» **PROBLEM DESCRIPTION**
Reproduce the complete listing without any deviation.

================

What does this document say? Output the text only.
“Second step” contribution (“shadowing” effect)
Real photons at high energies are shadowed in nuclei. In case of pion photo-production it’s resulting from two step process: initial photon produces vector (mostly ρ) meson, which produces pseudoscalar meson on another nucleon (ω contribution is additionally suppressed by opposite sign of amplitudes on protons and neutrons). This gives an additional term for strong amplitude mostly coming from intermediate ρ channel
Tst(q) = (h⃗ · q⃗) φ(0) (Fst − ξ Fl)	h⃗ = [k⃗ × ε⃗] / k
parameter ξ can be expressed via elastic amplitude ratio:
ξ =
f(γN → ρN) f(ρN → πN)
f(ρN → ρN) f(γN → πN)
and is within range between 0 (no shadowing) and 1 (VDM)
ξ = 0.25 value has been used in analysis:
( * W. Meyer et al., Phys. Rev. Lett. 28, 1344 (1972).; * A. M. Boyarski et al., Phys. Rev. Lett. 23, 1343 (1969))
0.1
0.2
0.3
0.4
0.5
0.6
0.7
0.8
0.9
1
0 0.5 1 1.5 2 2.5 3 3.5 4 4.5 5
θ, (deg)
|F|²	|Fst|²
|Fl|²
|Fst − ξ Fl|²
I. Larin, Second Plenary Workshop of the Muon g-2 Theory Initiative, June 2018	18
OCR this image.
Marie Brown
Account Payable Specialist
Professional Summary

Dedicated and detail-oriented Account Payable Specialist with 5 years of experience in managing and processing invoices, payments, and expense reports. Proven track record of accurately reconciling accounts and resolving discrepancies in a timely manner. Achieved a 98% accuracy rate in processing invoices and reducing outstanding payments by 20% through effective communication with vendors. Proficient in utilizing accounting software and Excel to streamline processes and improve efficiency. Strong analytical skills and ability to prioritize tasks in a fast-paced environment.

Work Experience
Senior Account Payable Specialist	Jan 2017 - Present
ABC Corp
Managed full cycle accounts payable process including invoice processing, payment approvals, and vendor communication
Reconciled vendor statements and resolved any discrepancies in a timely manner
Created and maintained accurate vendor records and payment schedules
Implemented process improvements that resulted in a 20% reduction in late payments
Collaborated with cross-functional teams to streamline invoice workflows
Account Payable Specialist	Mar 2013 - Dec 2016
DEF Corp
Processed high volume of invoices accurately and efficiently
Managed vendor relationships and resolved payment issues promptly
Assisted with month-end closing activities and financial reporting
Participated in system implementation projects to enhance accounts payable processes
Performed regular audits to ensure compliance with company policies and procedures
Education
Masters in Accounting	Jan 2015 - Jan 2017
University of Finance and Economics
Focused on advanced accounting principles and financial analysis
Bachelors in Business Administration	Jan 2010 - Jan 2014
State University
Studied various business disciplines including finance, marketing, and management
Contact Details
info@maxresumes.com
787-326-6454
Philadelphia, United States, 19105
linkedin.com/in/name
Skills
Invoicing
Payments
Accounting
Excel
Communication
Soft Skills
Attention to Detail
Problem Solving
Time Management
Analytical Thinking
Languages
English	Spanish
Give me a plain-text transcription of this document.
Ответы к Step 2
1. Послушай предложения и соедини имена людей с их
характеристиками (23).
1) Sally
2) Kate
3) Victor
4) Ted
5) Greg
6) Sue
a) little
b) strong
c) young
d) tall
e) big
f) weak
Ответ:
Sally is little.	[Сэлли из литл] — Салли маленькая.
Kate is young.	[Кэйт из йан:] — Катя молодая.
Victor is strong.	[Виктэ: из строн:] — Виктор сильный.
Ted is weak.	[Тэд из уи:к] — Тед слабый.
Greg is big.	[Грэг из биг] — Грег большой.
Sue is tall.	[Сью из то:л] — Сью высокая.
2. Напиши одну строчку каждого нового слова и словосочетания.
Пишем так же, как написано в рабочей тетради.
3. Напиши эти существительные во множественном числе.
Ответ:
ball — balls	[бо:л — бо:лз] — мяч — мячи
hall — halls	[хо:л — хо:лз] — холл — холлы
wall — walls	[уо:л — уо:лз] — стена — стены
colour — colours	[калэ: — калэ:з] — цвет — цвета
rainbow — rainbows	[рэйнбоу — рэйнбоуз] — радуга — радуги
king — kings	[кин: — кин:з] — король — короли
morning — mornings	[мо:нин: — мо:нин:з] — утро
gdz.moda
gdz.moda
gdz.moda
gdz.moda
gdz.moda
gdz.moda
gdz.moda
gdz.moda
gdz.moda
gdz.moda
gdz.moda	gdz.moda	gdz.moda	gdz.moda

================

» **SOLUTION BELOW**
What does this document say? Output the text only.
“Second step” contribution (“shadowing” effect)
Real photons at high energies are shadowed in nuclei. In case of pion photo-production it’s resulting from two step process: initial photon produces vector (mostly ρ) meson, which produces pseudoscalar meson on another nucleon (ω contribution is additionally suppressed by opposite sign of amplitudes on protons and neutrons). This gives an additional term for strong amplitude mostly coming from intermediate ρ channel
Tst(q) = (h⃗ · q⃗) φ(0) (Fst − ξ Fl)	h⃗ = [k⃗ × ε⃗] / k
parameter ξ can be expressed via elastic amplitude ratio:
ξ =
f(γN → ρN) f(ρN → πN)
f(ρN → ρN) f(γN → πN)
and is within range between 0 (no shadowing) and 1 (VDM)
ξ = 0.25 value has been used in analysis:
( * W. Meyer et al., Phys. Rev. Lett. 28, 1344 (1972).; * A. M. Boyarski et al., Phys. Rev. Lett. 23, 1343 (1969))
0.1
0.2
0.3
0.4
0.5
0.6
0.7
0.8
0.9
1
0 0.5 1 1.5 2 2.5 3 3.5 4 4.5 5
θ, (deg)
|F|²	|Fst|²
|Fl|²
|Fst − ξ Fl|²
I. Larin, Second Plenary Workshop of the Muon g-2 Theory Initiative, June 2018	18
OCR this image.
Marie Brown
Account Payable Specialist
Professional Summary

Dedicated and detail-oriented Account Payable Specialist with 5 years of experience in managing and processing invoices, payments, and expense reports. Proven track record of accurately reconciling accounts and resolving discrepancies in a timely manner. Achieved a 98% accuracy rate in processing invoices and reducing outstanding payments by 20% through effective communication with vendors. Proficient in utilizing accounting software and Excel to streamline processes and improve efficiency. Strong analytical skills and ability to prioritize tasks in a fast-paced environment.

Work Experience
Senior Account Payable Specialist	Jan 2017 - Present
ABC Corp
Managed full cycle accounts payable process including invoice processing, payment approvals, and vendor communication
Reconciled vendor statements and resolved any discrepancies in a timely manner
Created and maintained accurate vendor records and payment schedules
Implemented process improvements that resulted in a 20% reduction in late payments
Collaborated with cross-functional teams to streamline invoice workflows
Account Payable Specialist	Mar 2013 - Dec 2016
DEF Corp
Processed high volume of invoices accurately and efficiently
Managed vendor relationships and resolved payment issues promptly
Assisted with month-end closing activities and financial reporting
Participated in system implementation projects to enhance accounts payable processes
Performed regular audits to ensure compliance with company policies and procedures
Education
Masters in Accounting	Jan 2015 - Jan 2017
University of Finance and Economics
Focused on advanced accounting principles and financial analysis
Bachelors in Business Administration	Jan 2010 - Jan 2014
State University
Studied various business disciplines including finance, marketing, and management
Contact Details
info@maxresumes.com
787-326-6454
Philadelphia, United States, 19105
linkedin.com/in/name
Skills
Invoicing
Payments
Accounting
Excel
Communication
Soft Skills
Attention to Detail
Problem Solving
Time Management
Analytical Thinking
Languages
English	Spanish
Give me a plain-text transcription of this document.
Ответы к Step 2
1. Послушай предложения и соедини имена людей с их
характеристиками (23).
1) Sally
2) Kate
3) Victor
4) Ted
5) Greg
6) Sue
a) little
b) strong
c) young
d) tall
e) big
f) weak
Ответ:
Sally is little.	[Сэлли из литл] — Салли маленькая.
Kate is young.	[Кэйт из йан:] — Катя молодая.
Victor is strong.	[Виктэ: из строн:] — Виктор сильный.
Ted is weak.	[Тэд из уи:к] — Тед слабый.
Greg is big.	[Грэг из биг] — Грег большой.
Sue is tall.	[Сью из то:л] — Сью высокая.
2. Напиши одну строчку каждого нового слова и словосочетания.
Пишем так же, как написано в рабочей тетради.
3. Напиши эти существительные во множественном числе.
Ответ:
ball — balls	[бо:л — бо:лз] — мяч — мячи
hall — halls	[хо:л — хо:лз] — холл — холлы
wall — walls	[уо:л — уо:лз] — стена — стены
colour — colours	[калэ: — калэ:з] — цвет — цвета
rainbow — rainbows	[рэйнбоу — рэйнбоуз] — радуга — радуги
king — kings	[кин: — кин:з] — король — короли
morning — mornings	[мо:нин: — мо:нин:з] — утро
gdz.moda
gdz.moda
gdz.moda
gdz.moda
gdz.moda
gdz.moda
gdz.moda
gdz.moda
gdz.moda
gdz.moda
gdz.moda	gdz.moda	gdz.moda	gdz.moda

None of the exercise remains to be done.